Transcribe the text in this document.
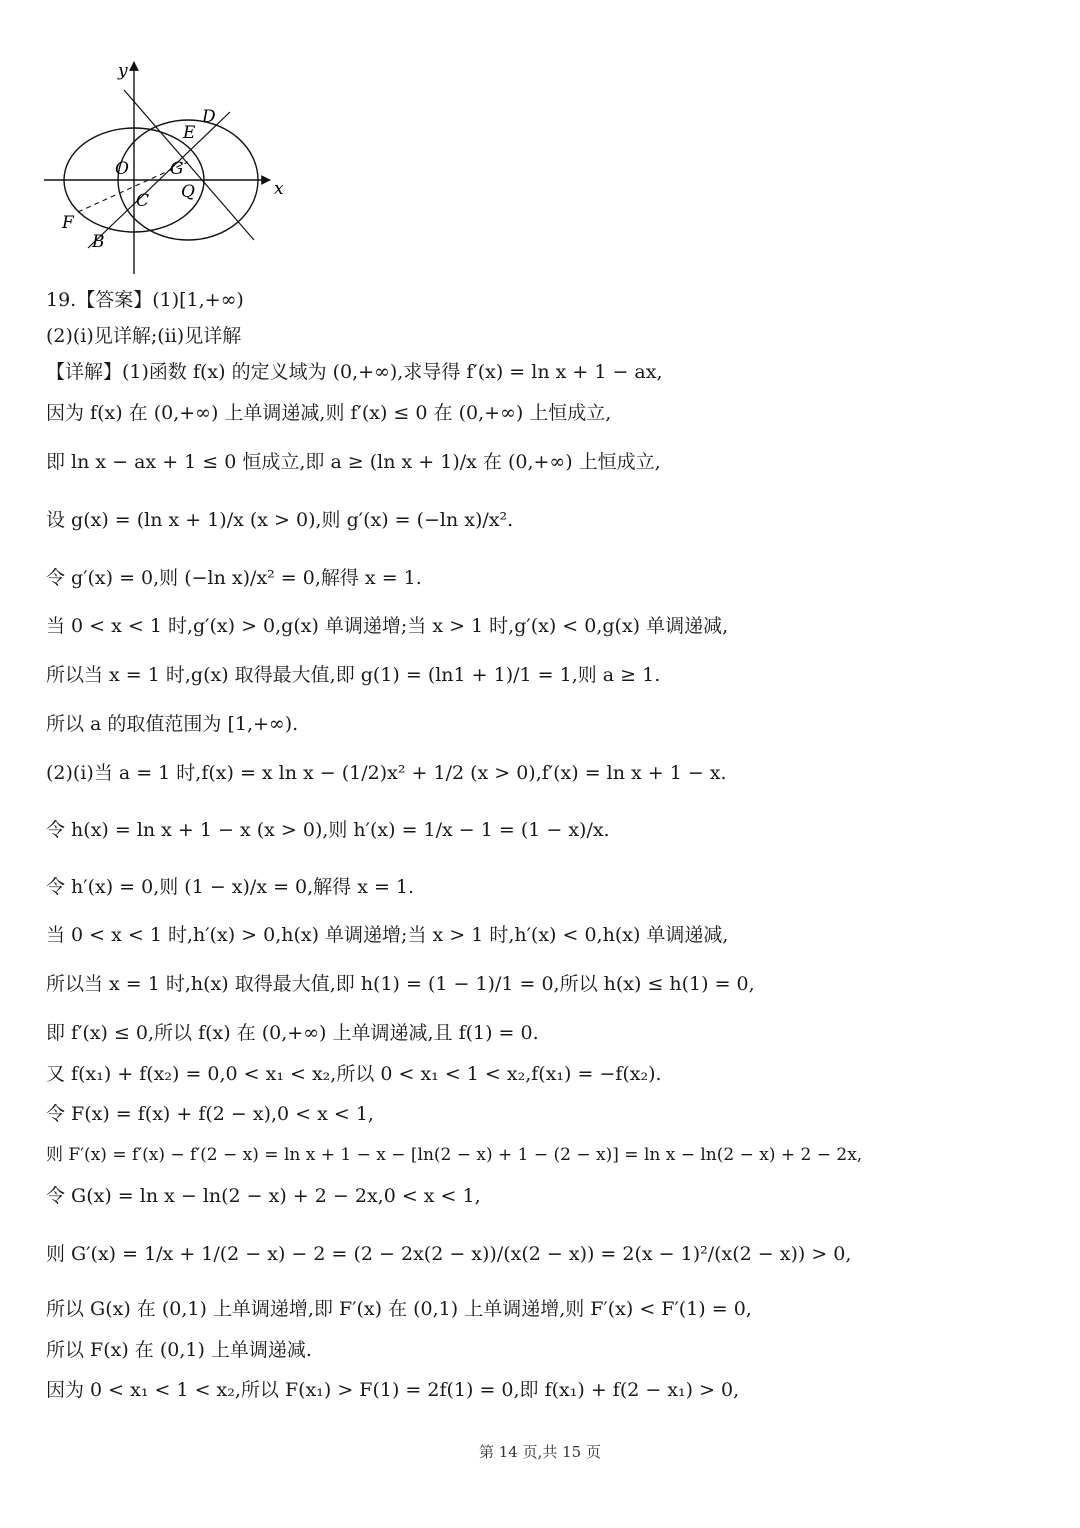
y
x
D
E
O G
Q
C
F
B
19.【答案】(1)[1,+∞)
(2)(i)见详解;(ii)见详解
【详解】(1)函数 f(x) 的定义域为 (0,+∞),求导得 f′(x) = ln x + 1 − ax,
因为 f(x) 在 (0,+∞) 上单调递减,则 f′(x) ≤ 0 在 (0,+∞) 上恒成立,
即 ln x − ax + 1 ≤ 0 恒成立,即 a ≥ (ln x + 1)/x 在 (0,+∞) 上恒成立,
设 g(x) = (ln x + 1)/x (x > 0),则 g′(x) = (−ln x)/x².
令 g′(x) = 0,则 (−ln x)/x² = 0,解得 x = 1.
当 0 < x < 1 时,g′(x) > 0,g(x) 单调递增;当 x > 1 时,g′(x) < 0,g(x) 单调递减,
所以当 x = 1 时,g(x) 取得最大值,即 g(1) = (ln1 + 1)/1 = 1,则 a ≥ 1.
所以 a 的取值范围为 [1,+∞).
(2)(i)当 a = 1 时,f(x) = x ln x − (1/2)x² + 1/2 (x > 0),f′(x) = ln x + 1 − x.
令 h(x) = ln x + 1 − x (x > 0),则 h′(x) = 1/x − 1 = (1 − x)/x.
令 h′(x) = 0,则 (1 − x)/x = 0,解得 x = 1.
当 0 < x < 1 时,h′(x) > 0,h(x) 单调递增;当 x > 1 时,h′(x) < 0,h(x) 单调递减,
所以当 x = 1 时,h(x) 取得最大值,即 h(1) = (1 − 1)/1 = 0,所以 h(x) ≤ h(1) = 0,
即 f′(x) ≤ 0,所以 f(x) 在 (0,+∞) 上单调递减,且 f(1) = 0.
又 f(x₁) + f(x₂) = 0,0 < x₁ < x₂,所以 0 < x₁ < 1 < x₂,f(x₁) = −f(x₂).
令 F(x) = f(x) + f(2 − x),0 < x < 1,
则 F′(x) = f′(x) − f′(2 − x) = ln x + 1 − x − [ln(2 − x) + 1 − (2 − x)] = ln x − ln(2 − x) + 2 − 2x,
令 G(x) = ln x − ln(2 − x) + 2 − 2x,0 < x < 1,
则 G′(x) = 1/x + 1/(2 − x) − 2 = (2 − 2x(2 − x))/(x(2 − x)) = 2(x − 1)²/(x(2 − x)) > 0,
所以 G(x) 在 (0,1) 上单调递增,即 F′(x) 在 (0,1) 上单调递增,则 F′(x) < F′(1) = 0,
所以 F(x) 在 (0,1) 上单调递减.
因为 0 < x₁ < 1 < x₂,所以 F(x₁) > F(1) = 2f(1) = 0,即 f(x₁) + f(2 − x₁) > 0,
第 14 页,共 15 页
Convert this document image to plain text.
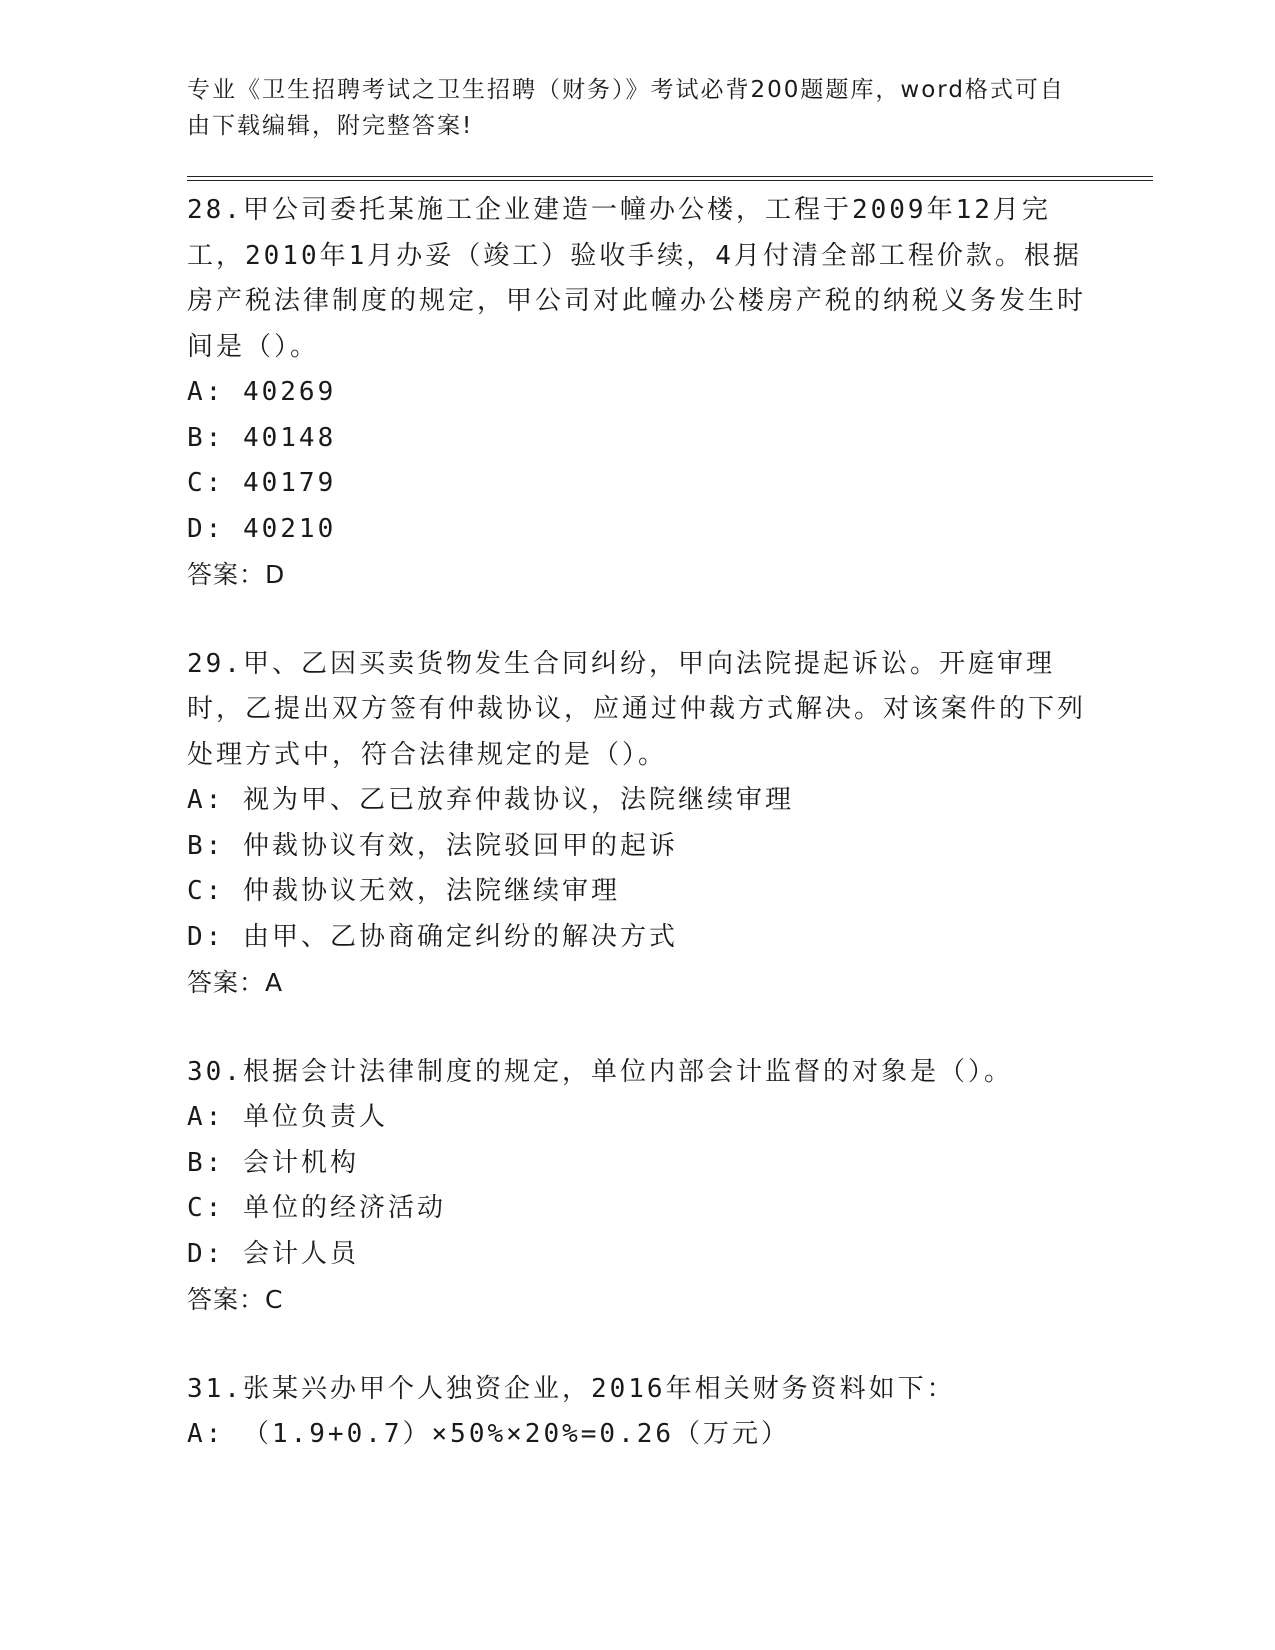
专业《卫生招聘考试之卫生招聘（财务）》考试必背200题题库，word格式可自由下载编辑，附完整答案!

28.甲公司委托某施工企业建造一幢办公楼，工程于2009年12月完工，2010年1月办妥（竣工）验收手续，4月付清全部工程价款。根据房产税法律制度的规定，甲公司对此幢办公楼房产税的纳税义务发生时间是（）。

A: 40269

B: 40148

C: 40179

D: 40210

答案：D

29.甲、乙因买卖货物发生合同纠纷，甲向法院提起诉讼。开庭审理时，乙提出双方签有仲裁协议，应通过仲裁方式解决。对该案件的下列处理方式中，符合法律规定的是（）。

A: 视为甲、乙已放弃仲裁协议，法院继续审理

B: 仲裁协议有效，法院驳回甲的起诉

C: 仲裁协议无效，法院继续审理

D: 由甲、乙协商确定纠纷的解决方式

答案：A

30.根据会计法律制度的规定，单位内部会计监督的对象是（）。

A: 单位负责人

B: 会计机构

C: 单位的经济活动

D: 会计人员

答案：C

31.张某兴办甲个人独资企业，2016年相关财务资料如下：

A: （1.9+0.7）×50%×20%=0.26（万元）
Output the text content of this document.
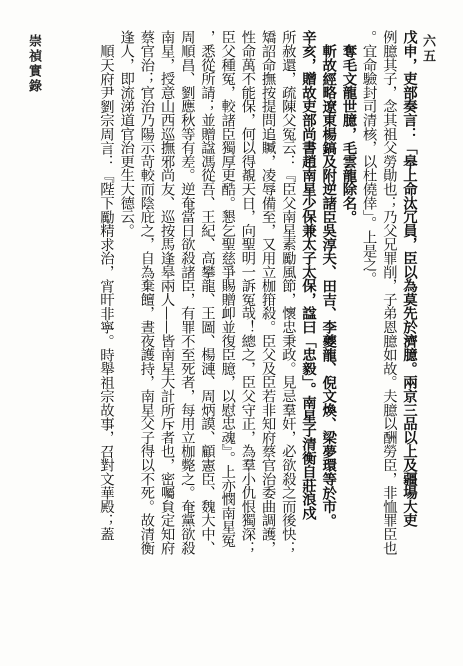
崇禎實錄	六五
戊申，吏部奏言：「皋上命汰冗員，臣以為莫先於濟臆。兩京三品以上及疆場大吏
例臆其子，念其祖父勞勛也；乃父兄罪削，子弟恩臆如故。夫臆以酬勞臣，非恤罪臣也
。宜命驗封司清核，以杜僥倖」。上是之。
奪毛文龍世臆，毛雲龍除名。
斬故經略遼東楊鎬及附逆諸臣吳淳夫、田吉、李夔龍、倪文煥、梁夢環等於市。
辛亥，贈故吏部尚書趙南星少保兼太子太保，諡曰「忠毅」。南星子清衡自莊浪戍
所赦還，疏陳父冤云：『臣父南星素勵風節，懷忠秉政。見忌羣奸，必欲殺之而後快；
矯詔命撫按提問追贓，凌辱備至，又用立枷箝殺。臣父及臣若非知府蔡官治委曲調護，
性命萬不能保，何以得覩天日，向聖明一訴冤哉！總之，臣父守正，為羣小仇恨獨深；
臣父種冤，較諸臣獨厚更酷。懇乞聖慈爭賜贈卹並復臣臆，以慰忠魂』。上亦憫南星冤
，悉從所請；並贈諡馮從吾、王紀、高攀龍、王圖、楊漣、周炳謨、顧憲臣、魏大中、
周順昌、劉應秋等有差。逆奄當日欲殺諸臣，有罪不至死者，每用立枷斃之。奄黨欲殺
南星，授意山西巡撫邪尚友、巡按馬逢皋兩人——皆南星大計所斥者也，密囑貟定知府
蔡官治；官治乃陽示苛較而陰庇之，自為棄饘，晝夜護持，南星父子得以不死。故清衡
逢人，即流涕道官治更生大德云。
順天府尹劉宗周言：『陛下勵精求治，宵旰非寧。時舉祖宗故事，召對文華殿；蓋
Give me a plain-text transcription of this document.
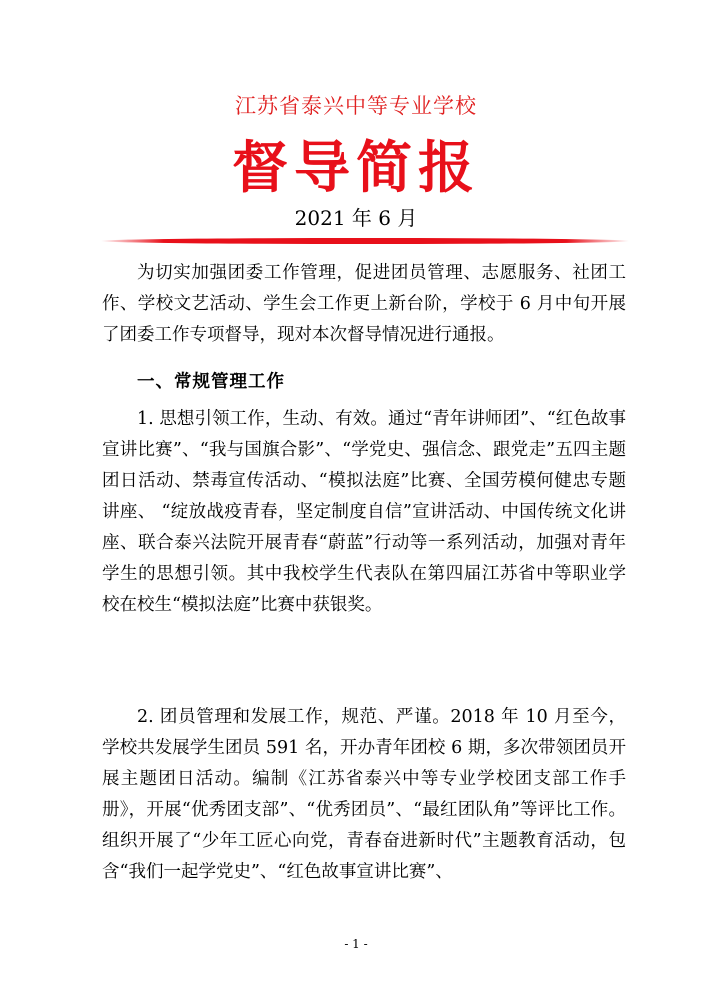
江苏省泰兴中等专业学校
督导简报
2021 年 6 月

为切实加强团委工作管理，促进团员管理、志愿服务、社团工作、学校文艺活动、学生会工作更上新台阶，学校于 6 月中旬开展了团委工作专项督导，现对本次督导情况进行通报。

一、常规管理工作

1. 思想引领工作，生动、有效。通过“青年讲师团”、“红色故事宣讲比赛”、“我与国旗合影”、“学党史、强信念、跟党走”五四主题团日活动、禁毒宣传活动、“模拟法庭”比赛、全国劳模何健忠专题讲座、 “绽放战疫青春，坚定制度自信”宣讲活动、中国传统文化讲座、联合泰兴法院开展青春“蔚蓝”行动等一系列活动，加强对青年学生的思想引领。其中我校学生代表队在第四届江苏省中等职业学校在校生“模拟法庭”比赛中获银奖。

2. 团员管理和发展工作，规范、严谨。2018 年 10 月至今，学校共发展学生团员 591 名，开办青年团校 6 期，多次带领团员开展主题团日活动。编制《江苏省泰兴中等专业学校团支部工作手册》，开展“优秀团支部”、“优秀团员”、“最红团队角”等评比工作。组织开展了“少年工匠心向党，青春奋进新时代”主题教育活动，包含“我们一起学党史”、“红色故事宣讲比赛”、

- 1 -
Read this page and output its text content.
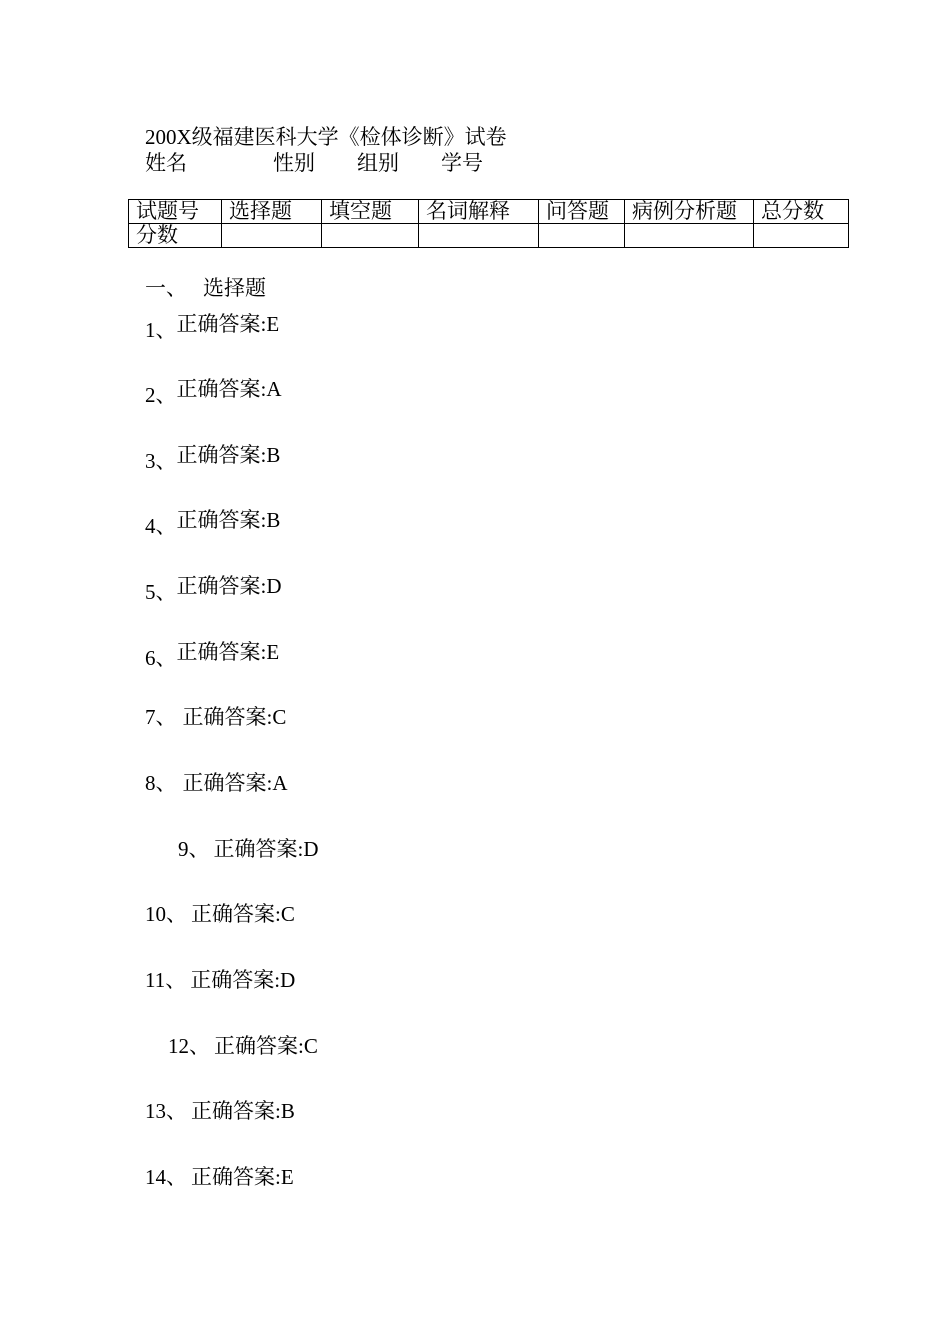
200X级福建医科大学《检体诊断》试卷
姓名	性别 组别 学号
试题号	选择题	填空题	名词解释	问答题	病例分析题	总分数
分数						
一、 选择题
1、正确答案:E
2、正确答案:A
3、正确答案:B
4、正确答案:B
5、正确答案:D
6、正确答案:E
7、 正确答案:C
8、 正确答案:A
9、 正确答案:D
10、 正确答案:C
11、 正确答案:D
12、 正确答案:C
13、 正确答案:B
14、 正确答案:E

------------------------------------------------------------

■ **EXERCISE PROMPT**
Set down only the lines running from the line with "Give me a plain-text" to the end of the entries, inclusive; omit every picture.

■ **RESULT OF THE EXERCISE**
Give me a plain-text transcription of this document.
江苏省泰兴中等专业学校
督导简报
2021 年 6 月

为切实加强团委工作管理，促进团员管理、志愿服务、社团工作、学校文艺活动、学生会工作更上新台阶，学校于 6 月中旬开展了团委工作专项督导，现对本次督导情况进行通报。

一、常规管理工作

1. 思想引领工作，生动、有效。通过“青年讲师团”、“红色故事宣讲比赛”、“我与国旗合影”、“学党史、强信念、跟党走”五四主题团日活动、禁毒宣传活动、“模拟法庭”比赛、全国劳模何健忠专题讲座、 “绽放战疫青春，坚定制度自信”宣讲活动、中国传统文化讲座、联合泰兴法院开展青春“蔚蓝”行动等一系列活动，加强对青年学生的思想引领。其中我校学生代表队在第四届江苏省中等职业学校在校生“模拟法庭”比赛中获银奖。

2. 团员管理和发展工作，规范、严谨。2018 年 10 月至今，学校共发展学生团员 591 名，开办青年团校 6 期，多次带领团员开展主题团日活动。编制《江苏省泰兴中等专业学校团支部工作手册》，开展“优秀团支部”、“优秀团员”、“最红团队角”等评比工作。组织开展了“少年工匠心向党，青春奋进新时代”主题教育活动，包含“我们一起学党史”、“红色故事宣讲比赛”、

- 1 -
Read this page and output its text content.
200X级福建医科大学《检体诊断》试卷
姓名	性别 组别 学号
试题号	选择题	填空题	名词解释	问答题	病例分析题	总分数
分数						
一、 选择题
1、正确答案:E
2、正确答案:A
3、正确答案:B
4、正确答案:B
5、正确答案:D
6、正确答案:E
7、 正确答案:C
8、 正确答案:A
9、 正确答案:D
10、 正确答案:C
11、 正确答案:D
12、 正确答案:C
13、 正确答案:B
14、 正确答案:E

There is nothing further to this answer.